Exercise description
Output the full listing word for word.

• • •

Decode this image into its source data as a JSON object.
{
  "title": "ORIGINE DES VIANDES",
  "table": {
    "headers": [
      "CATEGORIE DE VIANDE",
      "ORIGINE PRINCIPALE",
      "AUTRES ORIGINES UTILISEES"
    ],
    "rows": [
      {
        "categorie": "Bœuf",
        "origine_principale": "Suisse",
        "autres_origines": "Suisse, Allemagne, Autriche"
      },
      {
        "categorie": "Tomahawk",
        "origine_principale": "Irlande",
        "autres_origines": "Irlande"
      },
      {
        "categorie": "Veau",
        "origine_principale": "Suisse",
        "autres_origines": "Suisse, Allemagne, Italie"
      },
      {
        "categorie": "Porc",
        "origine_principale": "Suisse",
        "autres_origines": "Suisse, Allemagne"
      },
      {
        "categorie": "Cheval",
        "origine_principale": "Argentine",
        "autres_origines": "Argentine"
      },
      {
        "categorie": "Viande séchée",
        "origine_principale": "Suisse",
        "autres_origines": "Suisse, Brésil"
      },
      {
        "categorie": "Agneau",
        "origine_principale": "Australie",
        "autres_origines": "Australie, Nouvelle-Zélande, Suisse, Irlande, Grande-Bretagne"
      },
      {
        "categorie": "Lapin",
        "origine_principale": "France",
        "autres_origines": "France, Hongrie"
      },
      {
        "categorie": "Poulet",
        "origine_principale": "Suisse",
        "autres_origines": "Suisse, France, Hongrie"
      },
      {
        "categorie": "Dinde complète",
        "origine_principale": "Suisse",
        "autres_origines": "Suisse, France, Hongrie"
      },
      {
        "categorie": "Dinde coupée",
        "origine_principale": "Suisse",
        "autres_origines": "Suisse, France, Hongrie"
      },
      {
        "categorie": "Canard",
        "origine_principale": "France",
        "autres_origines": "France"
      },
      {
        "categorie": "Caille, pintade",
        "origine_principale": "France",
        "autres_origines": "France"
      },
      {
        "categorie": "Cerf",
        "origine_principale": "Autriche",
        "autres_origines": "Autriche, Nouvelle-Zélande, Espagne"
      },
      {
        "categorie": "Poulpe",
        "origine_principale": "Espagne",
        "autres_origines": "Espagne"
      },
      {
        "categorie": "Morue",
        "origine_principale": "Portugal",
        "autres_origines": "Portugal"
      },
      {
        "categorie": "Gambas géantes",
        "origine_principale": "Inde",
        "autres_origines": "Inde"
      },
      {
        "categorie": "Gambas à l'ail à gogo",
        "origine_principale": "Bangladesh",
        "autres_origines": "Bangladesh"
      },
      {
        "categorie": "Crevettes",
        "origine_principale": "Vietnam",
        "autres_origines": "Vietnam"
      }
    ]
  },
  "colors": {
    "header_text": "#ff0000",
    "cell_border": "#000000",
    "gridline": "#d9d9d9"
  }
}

• • •

Output for this exercise
Decode this image into its source data as a JSON object.
{
  "title": "ORIGINE DES VIANDES",
  "table": {
    "headers": [
      "CATEGORIE DE VIANDE",
      "ORIGINE PRINCIPALE",
      "AUTRES ORIGINES UTILISEES"
    ],
    "rows": [
      {
        "categorie": "Bœuf",
        "origine_principale": "Suisse",
        "autres_origines": "Suisse, Allemagne, Autriche"
      },
      {
        "categorie": "Tomahawk",
        "origine_principale": "Irlande",
        "autres_origines": "Irlande"
      },
      {
        "categorie": "Veau",
        "origine_principale": "Suisse",
        "autres_origines": "Suisse, Allemagne, Italie"
      },
      {
        "categorie": "Porc",
        "origine_principale": "Suisse",
        "autres_origines": "Suisse, Allemagne"
      },
      {
        "categorie": "Cheval",
        "origine_principale": "Argentine",
        "autres_origines": "Argentine"
      },
      {
        "categorie": "Viande séchée",
        "origine_principale": "Suisse",
        "autres_origines": "Suisse, Brésil"
      },
      {
        "categorie": "Agneau",
        "origine_principale": "Australie",
        "autres_origines": "Australie, Nouvelle-Zélande, Suisse, Irlande, Grande-Bretagne"
      },
      {
        "categorie": "Lapin",
        "origine_principale": "France",
        "autres_origines": "France, Hongrie"
      },
      {
        "categorie": "Poulet",
        "origine_principale": "Suisse",
        "autres_origines": "Suisse, France, Hongrie"
      },
      {
        "categorie": "Dinde complète",
        "origine_principale": "Suisse",
        "autres_origines": "Suisse, France, Hongrie"
      },
      {
        "categorie": "Dinde coupée",
        "origine_principale": "Suisse",
        "autres_origines": "Suisse, France, Hongrie"
      },
      {
        "categorie": "Canard",
        "origine_principale": "France",
        "autres_origines": "France"
      },
      {
        "categorie": "Caille, pintade",
        "origine_principale": "France",
        "autres_origines": "France"
      },
      {
        "categorie": "Cerf",
        "origine_principale": "Autriche",
        "autres_origines": "Autriche, Nouvelle-Zélande, Espagne"
      },
      {
        "categorie": "Poulpe",
        "origine_principale": "Espagne",
        "autres_origines": "Espagne"
      },
      {
        "categorie": "Morue",
        "origine_principale": "Portugal",
        "autres_origines": "Portugal"
      },
      {
        "categorie": "Gambas géantes",
        "origine_principale": "Inde",
        "autres_origines": "Inde"
      },
      {
        "categorie": "Gambas à l'ail à gogo",
        "origine_principale": "Bangladesh",
        "autres_origines": "Bangladesh"
      },
      {
        "categorie": "Crevettes",
        "origine_principale": "Vietnam",
        "autres_origines": "Vietnam"
      }
    ]
  },
  "colors": {
    "header_text": "#ff0000",
    "cell_border": "#000000",
    "gridline": "#d9d9d9"
  }
}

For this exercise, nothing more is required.